# SOURCE MATERIAL start

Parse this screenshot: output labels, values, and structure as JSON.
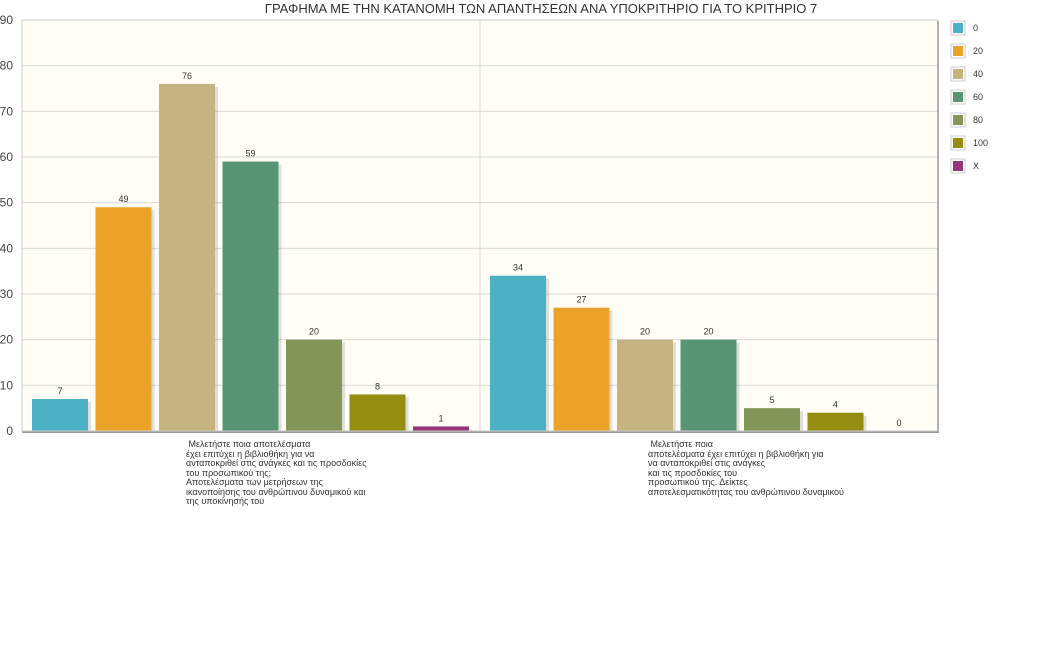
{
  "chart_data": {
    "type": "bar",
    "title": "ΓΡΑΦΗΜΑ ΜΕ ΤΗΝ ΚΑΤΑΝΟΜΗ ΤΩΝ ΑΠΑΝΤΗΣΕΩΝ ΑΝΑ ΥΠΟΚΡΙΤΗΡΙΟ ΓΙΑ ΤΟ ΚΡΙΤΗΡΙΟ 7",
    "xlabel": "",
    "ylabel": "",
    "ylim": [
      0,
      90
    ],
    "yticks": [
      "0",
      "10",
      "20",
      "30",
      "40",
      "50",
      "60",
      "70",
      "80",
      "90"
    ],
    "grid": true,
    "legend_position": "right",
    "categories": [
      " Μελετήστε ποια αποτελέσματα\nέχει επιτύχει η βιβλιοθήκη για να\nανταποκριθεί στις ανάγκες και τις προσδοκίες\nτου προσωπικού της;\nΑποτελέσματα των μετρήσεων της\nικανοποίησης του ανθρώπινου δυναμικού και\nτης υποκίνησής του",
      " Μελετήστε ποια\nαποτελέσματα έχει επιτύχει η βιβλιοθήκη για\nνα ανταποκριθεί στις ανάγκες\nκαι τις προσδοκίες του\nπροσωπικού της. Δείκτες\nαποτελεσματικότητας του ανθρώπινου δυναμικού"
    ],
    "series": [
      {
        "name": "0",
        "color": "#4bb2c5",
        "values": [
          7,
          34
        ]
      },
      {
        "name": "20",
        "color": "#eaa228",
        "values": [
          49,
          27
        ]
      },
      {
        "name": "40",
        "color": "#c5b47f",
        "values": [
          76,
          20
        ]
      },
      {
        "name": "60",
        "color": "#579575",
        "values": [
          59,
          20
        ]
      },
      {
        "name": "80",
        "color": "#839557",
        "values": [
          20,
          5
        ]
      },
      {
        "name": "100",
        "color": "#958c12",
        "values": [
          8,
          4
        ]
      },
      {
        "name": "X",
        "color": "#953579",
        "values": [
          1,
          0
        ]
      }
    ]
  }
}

# SOURCE MATERIAL end

_EXERCISE GOAL_
Extract all lines containing the word "προσδοκίες".

_REPLY_
      " Μελετήστε ποια αποτελέσματα\nέχει επιτύχει η βιβλιοθήκη για να\nανταποκριθεί στις ανάγκες και τις προσδοκίες\nτου προσωπικού της;\nΑποτελέσματα των μετρήσεων της\nικανοποίησης του ανθρώπινου δυναμικού και\nτης υποκίνησής του",
      " Μελετήστε ποια\nαποτελέσματα έχει επιτύχει η βιβλιοθήκη για\nνα ανταποκριθεί στις ανάγκες\nκαι τις προσδοκίες του\nπροσωπικού της. Δείκτες\nαποτελεσματικότητας του ανθρώπινου δυναμικού"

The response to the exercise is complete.